--- START ---
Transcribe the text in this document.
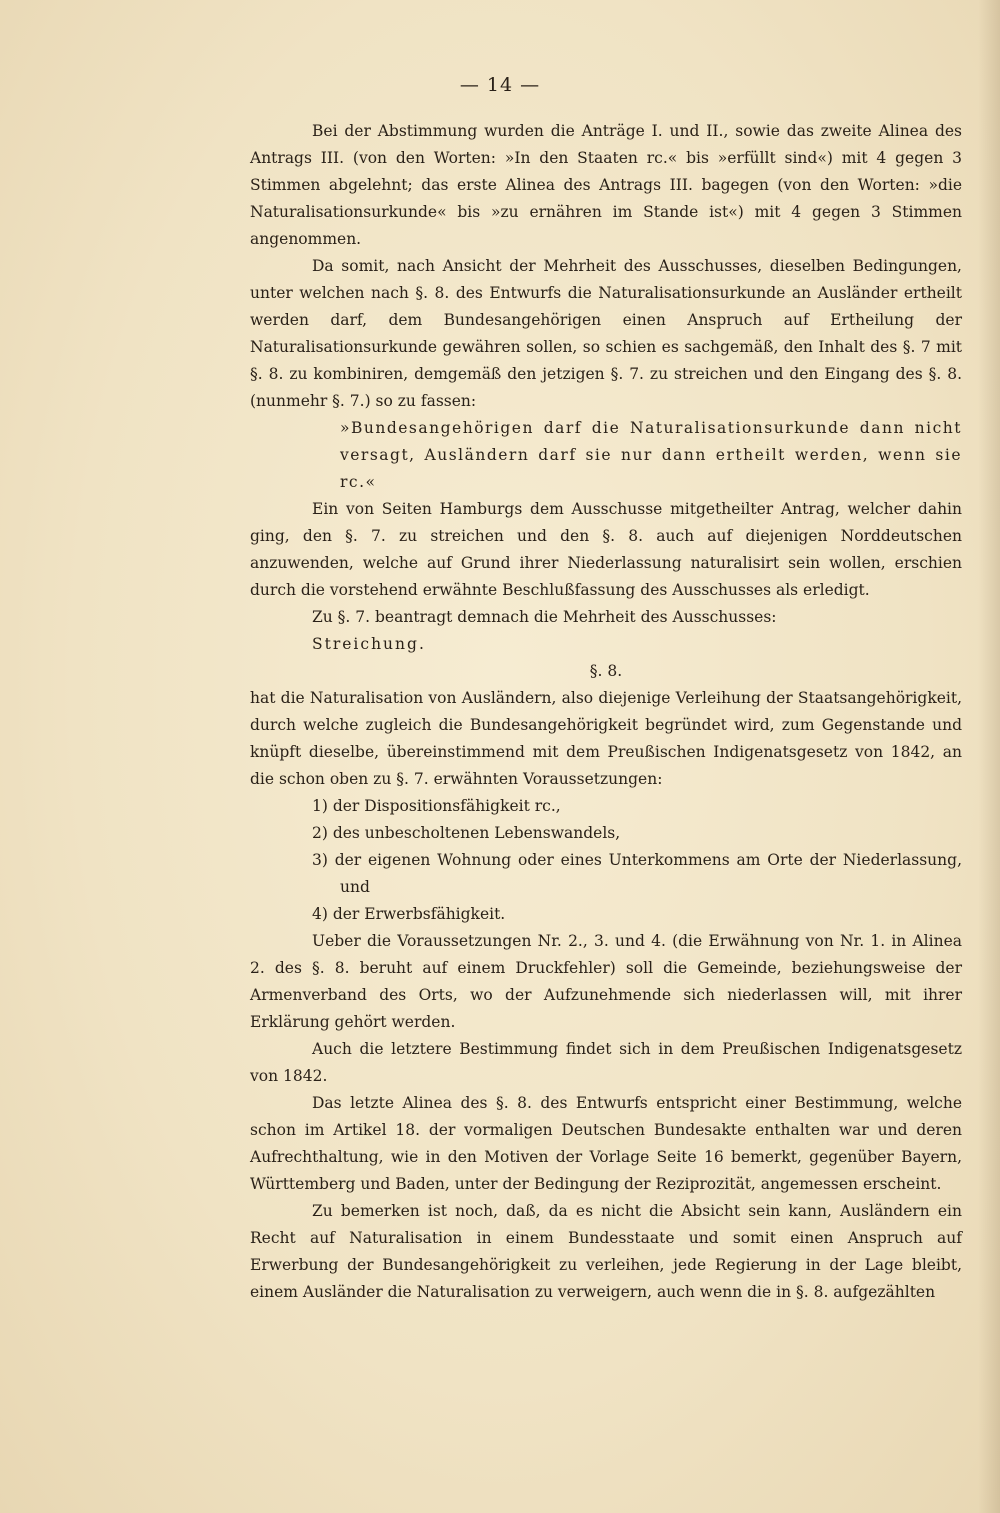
— 14 —

Bei der Abstimmung wurden die Anträge I. und II., sowie das zweite Alinea des Antrags III. (von den Worten: »In den Staaten rc.« bis »erfüllt sind«) mit 4 gegen 3 Stimmen abgelehnt; das erste Alinea des Antrags III. bagegen (von den Worten: »die Naturalisationsurkunde« bis »zu ernähren im Stande ist«) mit 4 gegen 3 Stimmen angenommen.

Da somit, nach Ansicht der Mehrheit des Ausschusses, dieselben Bedingungen, unter welchen nach §. 8. des Entwurfs die Naturalisationsurkunde an Ausländer ertheilt werden darf, dem Bundesangehörigen einen Anspruch auf Ertheilung der Naturalisationsurkunde gewähren sollen, so schien es sachgemäß, den Inhalt des §. 7 mit §. 8. zu kombiniren, demgemäß den jetzigen §. 7. zu streichen und den Eingang des §. 8. (nunmehr §. 7.) so zu fassen:

»Bundesangehörigen darf die Naturalisationsurkunde dann nicht versagt, Ausländern darf sie nur dann ertheilt werden, wenn sie rc.«

Ein von Seiten Hamburgs dem Ausschusse mitgetheilter Antrag, welcher dahin ging, den §. 7. zu streichen und den §. 8. auch auf diejenigen Norddeutschen anzuwenden, welche auf Grund ihrer Niederlassung naturalisirt sein wollen, erschien durch die vorstehend erwähnte Beschlußfassung des Ausschusses als erledigt.

Zu §. 7. beantragt demnach die Mehrheit des Ausschusses:

Streichung.

§. 8.

hat die Naturalisation von Ausländern, also diejenige Verleihung der Staatsangehörigkeit, durch welche zugleich die Bundesangehörigkeit begründet wird, zum Gegenstande und knüpft dieselbe, übereinstimmend mit dem Preußischen Indigenatsgesetz von 1842, an die schon oben zu §. 7. erwähnten Voraussetzungen:

1) der Dispositionsfähigkeit rc.,
2) des unbescholtenen Lebenswandels,
3) der eigenen Wohnung oder eines Unterkommens am Orte der Niederlassung, und
4) der Erwerbsfähigkeit.

Ueber die Voraussetzungen Nr. 2., 3. und 4. (die Erwähnung von Nr. 1. in Alinea 2. des §. 8. beruht auf einem Druckfehler) soll die Gemeinde, beziehungsweise der Armenverband des Orts, wo der Aufzunehmende sich niederlassen will, mit ihrer Erklärung gehört werden.

Auch die letztere Bestimmung findet sich in dem Preußischen Indigenatsgesetz von 1842.

Das letzte Alinea des §. 8. des Entwurfs entspricht einer Bestimmung, welche schon im Artikel 18. der vormaligen Deutschen Bundesakte enthalten war und deren Aufrechthaltung, wie in den Motiven der Vorlage Seite 16 bemerkt, gegenüber Bayern, Württemberg und Baden, unter der Bedingung der Reziprozität, angemessen erscheint.

Zu bemerken ist noch, daß, da es nicht die Absicht sein kann, Ausländern ein Recht auf Naturalisation in einem Bundesstaate und somit einen Anspruch auf Erwerbung der Bundesangehörigkeit zu verleihen, jede Regierung in der Lage bleibt, einem Ausländer die Naturalisation zu verweigern, auch wenn die in §. 8. aufgezählten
--- END ---
## PROBLEM DESCRIPTION
A single figure is required: the number of lines above in which the string "darf" appears.

## COMPLETED TASK
2